AIM OF THE TASK —
Spot every line with the word "Wind" and return it.

Dataset excerpt —
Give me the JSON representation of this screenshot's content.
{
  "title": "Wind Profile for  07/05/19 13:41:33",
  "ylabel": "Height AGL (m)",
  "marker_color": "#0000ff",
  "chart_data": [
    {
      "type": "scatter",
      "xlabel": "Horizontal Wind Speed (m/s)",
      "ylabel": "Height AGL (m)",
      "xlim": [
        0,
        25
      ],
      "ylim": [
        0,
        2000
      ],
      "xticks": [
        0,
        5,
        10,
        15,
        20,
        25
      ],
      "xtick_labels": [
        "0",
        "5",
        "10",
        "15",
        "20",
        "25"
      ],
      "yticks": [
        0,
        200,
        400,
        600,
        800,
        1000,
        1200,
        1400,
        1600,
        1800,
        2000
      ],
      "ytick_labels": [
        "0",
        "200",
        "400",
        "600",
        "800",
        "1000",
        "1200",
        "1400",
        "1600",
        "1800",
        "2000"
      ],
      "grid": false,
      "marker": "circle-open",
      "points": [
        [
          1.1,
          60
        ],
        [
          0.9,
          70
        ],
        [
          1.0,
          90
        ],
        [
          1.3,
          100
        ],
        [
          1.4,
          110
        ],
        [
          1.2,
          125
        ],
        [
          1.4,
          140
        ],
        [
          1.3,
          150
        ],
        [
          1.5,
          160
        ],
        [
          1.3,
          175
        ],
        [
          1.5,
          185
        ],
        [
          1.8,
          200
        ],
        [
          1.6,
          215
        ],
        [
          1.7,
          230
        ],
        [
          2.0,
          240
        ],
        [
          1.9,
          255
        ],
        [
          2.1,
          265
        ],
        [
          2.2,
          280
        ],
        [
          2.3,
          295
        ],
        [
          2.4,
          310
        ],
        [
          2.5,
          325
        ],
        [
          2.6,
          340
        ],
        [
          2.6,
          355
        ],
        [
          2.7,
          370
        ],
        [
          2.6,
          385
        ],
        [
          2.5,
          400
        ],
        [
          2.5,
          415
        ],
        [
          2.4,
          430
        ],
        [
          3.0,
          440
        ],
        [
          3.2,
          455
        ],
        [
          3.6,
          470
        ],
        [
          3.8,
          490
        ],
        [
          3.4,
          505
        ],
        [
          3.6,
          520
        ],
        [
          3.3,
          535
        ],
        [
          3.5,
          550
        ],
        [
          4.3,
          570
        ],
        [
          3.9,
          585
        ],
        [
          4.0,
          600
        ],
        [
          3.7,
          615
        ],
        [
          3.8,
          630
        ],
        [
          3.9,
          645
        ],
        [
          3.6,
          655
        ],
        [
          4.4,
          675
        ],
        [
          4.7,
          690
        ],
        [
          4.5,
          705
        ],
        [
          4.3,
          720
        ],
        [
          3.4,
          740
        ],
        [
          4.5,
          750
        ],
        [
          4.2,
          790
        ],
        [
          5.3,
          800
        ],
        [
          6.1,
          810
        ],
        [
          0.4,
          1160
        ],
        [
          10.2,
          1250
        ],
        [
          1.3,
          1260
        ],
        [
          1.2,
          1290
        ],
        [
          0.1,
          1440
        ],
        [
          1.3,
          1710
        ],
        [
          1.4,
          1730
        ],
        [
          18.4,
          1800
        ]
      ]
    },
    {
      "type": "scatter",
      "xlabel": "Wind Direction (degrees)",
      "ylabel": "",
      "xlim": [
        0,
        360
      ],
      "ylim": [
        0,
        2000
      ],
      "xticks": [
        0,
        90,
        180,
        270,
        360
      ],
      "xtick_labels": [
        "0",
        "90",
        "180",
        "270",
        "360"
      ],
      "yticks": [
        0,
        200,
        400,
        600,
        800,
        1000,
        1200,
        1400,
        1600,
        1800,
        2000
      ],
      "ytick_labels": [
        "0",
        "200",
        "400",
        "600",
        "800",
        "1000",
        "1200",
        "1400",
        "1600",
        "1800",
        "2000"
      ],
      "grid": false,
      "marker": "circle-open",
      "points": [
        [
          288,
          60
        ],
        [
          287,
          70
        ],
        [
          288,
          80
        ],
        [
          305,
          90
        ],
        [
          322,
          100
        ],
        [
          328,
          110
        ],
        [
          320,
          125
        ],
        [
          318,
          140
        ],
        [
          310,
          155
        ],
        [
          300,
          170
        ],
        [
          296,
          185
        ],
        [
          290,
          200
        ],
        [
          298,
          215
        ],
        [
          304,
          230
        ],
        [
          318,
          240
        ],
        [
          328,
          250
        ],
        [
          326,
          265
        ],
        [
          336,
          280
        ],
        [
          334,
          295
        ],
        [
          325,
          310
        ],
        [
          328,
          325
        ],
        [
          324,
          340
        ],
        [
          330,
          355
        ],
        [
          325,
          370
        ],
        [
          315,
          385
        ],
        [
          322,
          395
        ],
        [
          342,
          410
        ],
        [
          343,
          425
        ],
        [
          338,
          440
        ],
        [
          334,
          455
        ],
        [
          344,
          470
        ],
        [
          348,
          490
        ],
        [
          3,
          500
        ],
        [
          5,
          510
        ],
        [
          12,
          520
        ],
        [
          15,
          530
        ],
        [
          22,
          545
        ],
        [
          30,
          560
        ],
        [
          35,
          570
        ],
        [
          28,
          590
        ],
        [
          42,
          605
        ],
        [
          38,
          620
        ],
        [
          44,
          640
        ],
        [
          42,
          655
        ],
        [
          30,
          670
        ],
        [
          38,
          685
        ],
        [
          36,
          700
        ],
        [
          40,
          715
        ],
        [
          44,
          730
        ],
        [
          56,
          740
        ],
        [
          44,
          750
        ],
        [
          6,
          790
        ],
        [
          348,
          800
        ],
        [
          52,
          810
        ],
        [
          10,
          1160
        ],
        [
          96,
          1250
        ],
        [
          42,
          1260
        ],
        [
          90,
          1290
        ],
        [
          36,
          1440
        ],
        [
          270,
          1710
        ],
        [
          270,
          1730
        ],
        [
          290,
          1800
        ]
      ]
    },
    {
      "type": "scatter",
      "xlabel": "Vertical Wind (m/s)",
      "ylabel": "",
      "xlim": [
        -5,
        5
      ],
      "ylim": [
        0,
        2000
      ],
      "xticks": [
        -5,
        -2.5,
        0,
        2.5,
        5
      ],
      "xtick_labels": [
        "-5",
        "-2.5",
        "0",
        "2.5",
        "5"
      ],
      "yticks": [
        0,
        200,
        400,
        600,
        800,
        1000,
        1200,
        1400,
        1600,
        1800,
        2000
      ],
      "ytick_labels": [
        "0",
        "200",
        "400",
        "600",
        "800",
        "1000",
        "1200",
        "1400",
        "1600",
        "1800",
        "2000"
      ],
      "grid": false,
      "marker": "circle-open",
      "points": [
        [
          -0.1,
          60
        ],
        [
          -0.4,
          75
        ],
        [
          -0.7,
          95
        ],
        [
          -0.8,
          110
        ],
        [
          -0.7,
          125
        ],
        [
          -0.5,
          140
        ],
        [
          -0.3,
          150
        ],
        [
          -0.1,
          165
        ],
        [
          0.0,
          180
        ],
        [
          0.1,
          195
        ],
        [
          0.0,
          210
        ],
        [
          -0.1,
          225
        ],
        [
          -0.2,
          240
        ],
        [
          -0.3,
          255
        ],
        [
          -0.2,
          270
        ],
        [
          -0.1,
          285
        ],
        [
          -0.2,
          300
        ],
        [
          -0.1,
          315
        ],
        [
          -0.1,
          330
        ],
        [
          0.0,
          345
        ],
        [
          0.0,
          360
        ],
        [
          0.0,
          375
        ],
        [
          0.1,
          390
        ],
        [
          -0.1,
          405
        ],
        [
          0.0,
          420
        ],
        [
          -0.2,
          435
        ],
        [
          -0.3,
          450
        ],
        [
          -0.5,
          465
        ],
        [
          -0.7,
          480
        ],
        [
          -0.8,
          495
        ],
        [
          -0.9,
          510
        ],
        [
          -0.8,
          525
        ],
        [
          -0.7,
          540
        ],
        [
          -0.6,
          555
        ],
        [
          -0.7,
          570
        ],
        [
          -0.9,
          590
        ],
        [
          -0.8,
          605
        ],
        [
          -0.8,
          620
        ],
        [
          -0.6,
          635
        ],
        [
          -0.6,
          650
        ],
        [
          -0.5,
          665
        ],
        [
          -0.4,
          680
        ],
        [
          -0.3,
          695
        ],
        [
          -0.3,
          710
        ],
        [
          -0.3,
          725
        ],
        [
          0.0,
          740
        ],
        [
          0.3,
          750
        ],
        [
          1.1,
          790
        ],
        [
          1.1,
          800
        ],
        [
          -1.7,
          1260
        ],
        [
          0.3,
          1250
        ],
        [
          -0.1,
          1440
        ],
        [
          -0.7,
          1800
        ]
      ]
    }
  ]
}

REPLY TO THE EXERCISE —
  "title": "Wind Profile for  07/05/19 13:41:33",
      "xlabel": "Horizontal Wind Speed (m/s)",
      "xlabel": "Wind Direction (degrees)",
      "xlabel": "Vertical Wind (m/s)",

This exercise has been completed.